Please reproduce all of the following data verbatim, line by line, without changing anything.

> Information shown:
****

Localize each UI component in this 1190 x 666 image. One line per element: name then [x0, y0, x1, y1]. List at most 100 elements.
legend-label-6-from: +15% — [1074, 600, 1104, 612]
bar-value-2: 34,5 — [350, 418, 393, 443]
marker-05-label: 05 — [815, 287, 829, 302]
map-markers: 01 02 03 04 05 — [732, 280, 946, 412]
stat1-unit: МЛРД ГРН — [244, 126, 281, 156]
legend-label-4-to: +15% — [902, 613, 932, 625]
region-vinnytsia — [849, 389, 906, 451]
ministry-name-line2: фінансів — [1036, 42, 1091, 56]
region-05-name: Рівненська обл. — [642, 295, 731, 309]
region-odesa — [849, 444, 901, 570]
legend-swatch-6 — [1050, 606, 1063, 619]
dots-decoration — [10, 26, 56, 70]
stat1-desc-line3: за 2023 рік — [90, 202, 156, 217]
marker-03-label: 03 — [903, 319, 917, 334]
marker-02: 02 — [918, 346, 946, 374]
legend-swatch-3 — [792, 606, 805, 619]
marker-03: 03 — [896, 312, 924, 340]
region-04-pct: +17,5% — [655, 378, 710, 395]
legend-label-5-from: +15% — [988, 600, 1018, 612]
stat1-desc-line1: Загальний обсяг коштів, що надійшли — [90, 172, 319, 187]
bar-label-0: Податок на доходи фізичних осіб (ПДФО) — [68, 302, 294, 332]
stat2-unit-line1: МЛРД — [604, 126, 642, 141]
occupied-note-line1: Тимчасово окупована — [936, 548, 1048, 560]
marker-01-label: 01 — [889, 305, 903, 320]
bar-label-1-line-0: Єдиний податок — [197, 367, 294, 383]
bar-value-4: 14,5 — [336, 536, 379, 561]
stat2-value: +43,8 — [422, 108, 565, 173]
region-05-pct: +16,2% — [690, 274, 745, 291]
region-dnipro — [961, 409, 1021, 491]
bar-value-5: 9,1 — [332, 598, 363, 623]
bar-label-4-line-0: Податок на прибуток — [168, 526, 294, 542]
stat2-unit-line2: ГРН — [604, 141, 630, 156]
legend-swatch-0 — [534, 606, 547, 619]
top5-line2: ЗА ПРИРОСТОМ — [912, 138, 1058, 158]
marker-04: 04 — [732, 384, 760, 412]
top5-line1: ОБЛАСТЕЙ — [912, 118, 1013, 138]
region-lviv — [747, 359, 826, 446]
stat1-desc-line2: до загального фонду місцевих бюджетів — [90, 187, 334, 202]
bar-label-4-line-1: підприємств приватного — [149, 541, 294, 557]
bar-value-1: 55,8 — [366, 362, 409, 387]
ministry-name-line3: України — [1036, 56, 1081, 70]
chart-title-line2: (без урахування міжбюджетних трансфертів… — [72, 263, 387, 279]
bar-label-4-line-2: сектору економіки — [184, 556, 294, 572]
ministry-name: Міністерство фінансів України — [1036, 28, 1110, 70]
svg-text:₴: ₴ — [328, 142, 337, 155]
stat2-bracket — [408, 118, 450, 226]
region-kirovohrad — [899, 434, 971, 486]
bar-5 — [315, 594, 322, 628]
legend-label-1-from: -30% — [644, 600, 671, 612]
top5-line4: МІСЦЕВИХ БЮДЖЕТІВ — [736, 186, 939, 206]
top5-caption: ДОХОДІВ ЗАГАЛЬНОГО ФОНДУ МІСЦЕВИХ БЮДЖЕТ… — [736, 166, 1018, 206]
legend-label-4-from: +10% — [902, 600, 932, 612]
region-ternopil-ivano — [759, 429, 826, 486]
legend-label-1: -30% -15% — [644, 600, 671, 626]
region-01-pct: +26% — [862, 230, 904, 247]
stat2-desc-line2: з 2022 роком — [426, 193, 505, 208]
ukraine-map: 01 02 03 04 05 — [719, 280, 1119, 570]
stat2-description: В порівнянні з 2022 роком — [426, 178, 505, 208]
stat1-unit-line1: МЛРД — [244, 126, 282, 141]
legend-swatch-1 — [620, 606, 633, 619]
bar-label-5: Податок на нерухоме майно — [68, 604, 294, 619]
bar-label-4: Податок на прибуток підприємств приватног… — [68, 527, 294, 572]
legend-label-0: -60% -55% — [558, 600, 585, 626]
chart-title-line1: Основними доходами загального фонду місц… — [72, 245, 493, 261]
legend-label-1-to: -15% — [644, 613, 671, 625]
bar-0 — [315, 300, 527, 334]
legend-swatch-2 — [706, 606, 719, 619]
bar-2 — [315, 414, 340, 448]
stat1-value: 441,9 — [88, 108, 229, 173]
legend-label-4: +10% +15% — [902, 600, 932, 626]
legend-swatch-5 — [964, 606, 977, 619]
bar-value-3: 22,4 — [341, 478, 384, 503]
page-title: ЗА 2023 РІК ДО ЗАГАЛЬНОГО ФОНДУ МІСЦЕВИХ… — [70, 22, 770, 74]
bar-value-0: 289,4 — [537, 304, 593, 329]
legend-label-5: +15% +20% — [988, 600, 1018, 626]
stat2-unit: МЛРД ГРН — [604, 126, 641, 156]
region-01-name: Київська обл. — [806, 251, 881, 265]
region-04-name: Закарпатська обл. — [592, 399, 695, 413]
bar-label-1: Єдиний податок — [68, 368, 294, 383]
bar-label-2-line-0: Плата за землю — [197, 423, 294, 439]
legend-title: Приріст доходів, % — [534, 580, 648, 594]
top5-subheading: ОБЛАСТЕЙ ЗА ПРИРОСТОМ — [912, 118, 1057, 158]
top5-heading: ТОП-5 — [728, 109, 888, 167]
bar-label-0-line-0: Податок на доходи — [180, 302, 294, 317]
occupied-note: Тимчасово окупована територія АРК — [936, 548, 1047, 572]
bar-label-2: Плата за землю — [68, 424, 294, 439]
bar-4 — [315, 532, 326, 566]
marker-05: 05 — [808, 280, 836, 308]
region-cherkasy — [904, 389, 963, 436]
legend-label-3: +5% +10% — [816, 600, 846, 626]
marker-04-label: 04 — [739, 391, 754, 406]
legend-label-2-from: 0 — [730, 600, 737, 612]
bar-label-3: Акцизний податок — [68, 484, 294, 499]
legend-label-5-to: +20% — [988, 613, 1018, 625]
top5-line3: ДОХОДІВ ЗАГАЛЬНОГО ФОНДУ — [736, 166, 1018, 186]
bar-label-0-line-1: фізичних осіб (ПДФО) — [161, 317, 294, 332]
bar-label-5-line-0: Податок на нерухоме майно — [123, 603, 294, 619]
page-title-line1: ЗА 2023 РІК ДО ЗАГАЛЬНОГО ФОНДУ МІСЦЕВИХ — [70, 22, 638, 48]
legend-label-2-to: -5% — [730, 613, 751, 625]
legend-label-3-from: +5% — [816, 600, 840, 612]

****

> Result of the task:
Localize each UI component in this 1190 x 666 image. One line per element: name then [x0, y0, x1, y1]. List at most 100 elements.
legend-label-6-from: +15% — [1074, 600, 1104, 612]
bar-value-2: 34,5 — [350, 418, 393, 443]
marker-05-label: 05 — [815, 287, 829, 302]
map-markers: 01 02 03 04 05 — [732, 280, 946, 412]
stat1-unit: МЛРД ГРН — [244, 126, 281, 156]
legend-label-4-to: +15% — [902, 613, 932, 625]
region-vinnytsia — [849, 389, 906, 451]
ministry-name-line2: фінансів — [1036, 42, 1091, 56]
region-05-name: Рівненська обл. — [642, 295, 731, 309]
region-odesa — [849, 444, 901, 570]
legend-swatch-6 — [1050, 606, 1063, 619]
dots-decoration — [10, 26, 56, 70]
stat1-desc-line3: за 2023 рік — [90, 202, 156, 217]
marker-03-label: 03 — [903, 319, 917, 334]
marker-02: 02 — [918, 346, 946, 374]
legend-swatch-3 — [792, 606, 805, 619]
marker-03: 03 — [896, 312, 924, 340]
region-04-pct: +17,5% — [655, 378, 710, 395]
legend-label-5-from: +15% — [988, 600, 1018, 612]
stat1-desc-line1: Загальний обсяг коштів, що надійшли — [90, 172, 319, 187]
bar-label-0: Податок на доходи фізичних осіб (ПДФО) — [68, 302, 294, 332]
stat2-unit-line1: МЛРД — [604, 126, 642, 141]
occupied-note-line1: Тимчасово окупована — [936, 548, 1048, 560]
marker-01-label: 01 — [889, 305, 903, 320]
bar-label-1-line-0: Єдиний податок — [197, 367, 294, 383]
bar-value-4: 14,5 — [336, 536, 379, 561]
stat2-value: +43,8 — [422, 108, 565, 173]
region-05-pct: +16,2% — [690, 274, 745, 291]
region-dnipro — [961, 409, 1021, 491]
bar-value-5: 9,1 — [332, 598, 363, 623]
bar-label-4-line-0: Податок на прибуток — [168, 526, 294, 542]
stat2-unit-line2: ГРН — [604, 141, 630, 156]
legend-swatch-0 — [534, 606, 547, 619]
top5-line2: ЗА ПРИРОСТОМ — [912, 138, 1058, 158]
marker-04: 04 — [732, 384, 760, 412]
top5-line1: ОБЛАСТЕЙ — [912, 118, 1013, 138]
region-lviv — [747, 359, 826, 446]
stat1-desc-line2: до загального фонду місцевих бюджетів — [90, 187, 334, 202]
bar-label-4-line-1: підприємств приватного — [149, 541, 294, 557]
bar-value-1: 55,8 — [366, 362, 409, 387]
ministry-name-line3: України — [1036, 56, 1081, 70]
chart-title-line2: (без урахування міжбюджетних трансфертів… — [72, 263, 387, 279]
bar-label-4-line-2: сектору економіки — [184, 556, 294, 572]
ministry-name: Міністерство фінансів України — [1036, 28, 1110, 70]
svg-text:₴: ₴ — [328, 142, 337, 155]
stat2-bracket — [408, 118, 450, 226]
region-kirovohrad — [899, 434, 971, 486]
bar-5 — [315, 594, 322, 628]
legend-label-1-from: -30% — [644, 600, 671, 612]
top5-line4: МІСЦЕВИХ БЮДЖЕТІВ — [736, 186, 939, 206]
top5-caption: ДОХОДІВ ЗАГАЛЬНОГО ФОНДУ МІСЦЕВИХ БЮДЖЕТ… — [736, 166, 1018, 206]
legend-label-4-from: +10% — [902, 600, 932, 612]
region-ternopil-ivano — [759, 429, 826, 486]
legend-label-1: -30% -15% — [644, 600, 671, 626]
region-01-pct: +26% — [862, 230, 904, 247]
stat2-desc-line2: з 2022 роком — [426, 193, 505, 208]
ukraine-map: 01 02 03 04 05 — [719, 280, 1119, 570]
stat2-description: В порівнянні з 2022 роком — [426, 178, 505, 208]
stat1-unit-line1: МЛРД — [244, 126, 282, 141]
legend-swatch-1 — [620, 606, 633, 619]
bar-label-5: Податок на нерухоме майно — [68, 604, 294, 619]
bar-label-4: Податок на прибуток підприємств приватног… — [68, 527, 294, 572]
legend-label-0: -60% -55% — [558, 600, 585, 626]
chart-title-line1: Основними доходами загального фонду місц… — [72, 245, 493, 261]
legend-label-1-to: -15% — [644, 613, 671, 625]
bar-0 — [315, 300, 527, 334]
legend-swatch-2 — [706, 606, 719, 619]
bar-2 — [315, 414, 340, 448]
stat1-value: 441,9 — [88, 108, 229, 173]
legend-label-4: +10% +15% — [902, 600, 932, 626]
legend-swatch-5 — [964, 606, 977, 619]
bar-value-3: 22,4 — [341, 478, 384, 503]
page-title: ЗА 2023 РІК ДО ЗАГАЛЬНОГО ФОНДУ МІСЦЕВИХ… — [70, 22, 770, 74]
bar-value-0: 289,4 — [537, 304, 593, 329]
legend-label-5: +15% +20% — [988, 600, 1018, 626]
stat2-unit: МЛРД ГРН — [604, 126, 641, 156]
region-01-name: Київська обл. — [806, 251, 881, 265]
region-04-name: Закарпатська обл. — [592, 399, 695, 413]
bar-label-1: Єдиний податок — [68, 368, 294, 383]
bar-label-2-line-0: Плата за землю — [197, 423, 294, 439]
legend-title: Приріст доходів, % — [534, 580, 648, 594]
top5-subheading: ОБЛАСТЕЙ ЗА ПРИРОСТОМ — [912, 118, 1057, 158]
top5-heading: ТОП-5 — [728, 109, 888, 167]
bar-label-0-line-0: Податок на доходи — [180, 302, 294, 317]
occupied-note: Тимчасово окупована територія АРК — [936, 548, 1047, 572]
bar-label-2: Плата за землю — [68, 424, 294, 439]
bar-4 — [315, 532, 326, 566]
marker-05: 05 — [808, 280, 836, 308]
region-cherkasy — [904, 389, 963, 436]
legend-label-3: +5% +10% — [816, 600, 846, 626]
marker-04-label: 04 — [739, 391, 754, 406]
legend-label-2-from: 0 — [730, 600, 737, 612]
bar-label-3: Акцизний податок — [68, 484, 294, 499]
legend-label-5-to: +20% — [988, 613, 1018, 625]
top5-line3: ДОХОДІВ ЗАГАЛЬНОГО ФОНДУ — [736, 166, 1018, 186]
bar-label-0-line-1: фізичних осіб (ПДФО) — [161, 317, 294, 332]
bar-label-5-line-0: Податок на нерухоме майно — [123, 603, 294, 619]
page-title-line1: ЗА 2023 РІК ДО ЗАГАЛЬНОГО ФОНДУ МІСЦЕВИХ — [70, 22, 638, 48]
legend-label-2-to: -5% — [730, 613, 751, 625]
legend-label-3-from: +5% — [816, 600, 840, 612]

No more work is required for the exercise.